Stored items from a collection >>
● ● ● ● ●

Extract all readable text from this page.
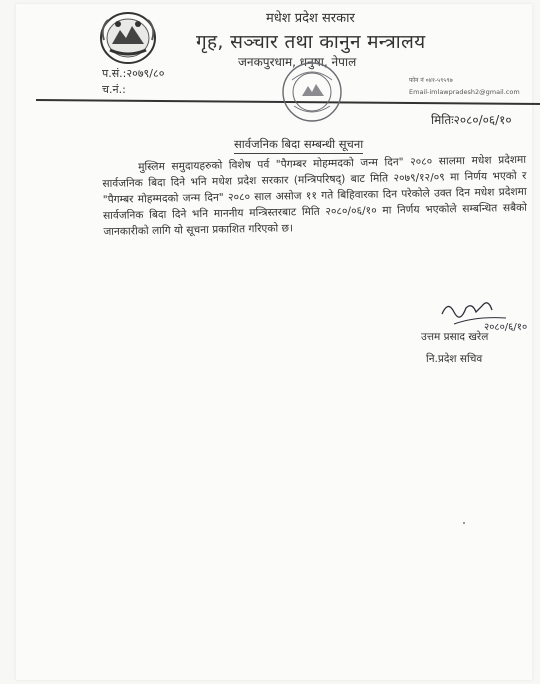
मधेश प्रदेश सरकार
गृह, सञ्चार तथा कानुन मन्त्रालय
जनकपुरधाम, धनुषा, नेपाल
प.सं.:२०७९/८०
च.नं.:
फोन नं ०४१-५९५९७
Email-imlawpradesh2@gmail.com
मितिः२०८०/०६/१०
सार्वजनिक बिदा सम्बन्धी सूचना
मुस्लिम समुदायहरुको विशेष पर्व "पैगम्बर मोहम्मदको जन्म दिन" २०८० सालमा मधेश प्रदेशमा सार्वजनिक बिदा दिने भनि मधेश प्रदेश सरकार (मन्त्रिपरिषद्) बाट मिति २०७९/१२/०९ मा निर्णय भएको र "पैगम्बर मोहम्मदको जन्म दिन" २०८० साल असोज ११ गते बिहिवारका दिन परेकोले उक्त दिन मधेश प्रदेशमा सार्वजनिक बिदा दिने भनि माननीय मन्त्रिस्तरबाट मिति २०८०/०६/१० मा निर्णय भएकोले सम्बन्धित सबैको जानकारीको लागि यो सूचना प्रकाशित गरिएको छ।
२०८०/६/१०
उत्तम प्रसाद खरेल
नि.प्रदेश सचिव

● ● ● ● ●

Short task >>
Reproduce the entries above exactly. Do not include the images.

Written answer >>
Extract all readable text from this page.
मधेश प्रदेश सरकार
गृह, सञ्चार तथा कानुन मन्त्रालय
जनकपुरधाम, धनुषा, नेपाल
प.सं.:२०७९/८०
च.नं.:
फोन नं ०४१-५९५९७
Email-imlawpradesh2@gmail.com
मितिः२०८०/०६/१०
सार्वजनिक बिदा सम्बन्धी सूचना
मुस्लिम समुदायहरुको विशेष पर्व "पैगम्बर मोहम्मदको जन्म दिन" २०८० सालमा मधेश प्रदेशमा सार्वजनिक बिदा दिने भनि मधेश प्रदेश सरकार (मन्त्रिपरिषद्) बाट मिति २०७९/१२/०९ मा निर्णय भएको र "पैगम्बर मोहम्मदको जन्म दिन" २०८० साल असोज ११ गते बिहिवारका दिन परेकोले उक्त दिन मधेश प्रदेशमा सार्वजनिक बिदा दिने भनि माननीय मन्त्रिस्तरबाट मिति २०८०/०६/१० मा निर्णय भएकोले सम्बन्धित सबैको जानकारीको लागि यो सूचना प्रकाशित गरिएको छ।
२०८०/६/१०
उत्तम प्रसाद खरेल
नि.प्रदेश सचिव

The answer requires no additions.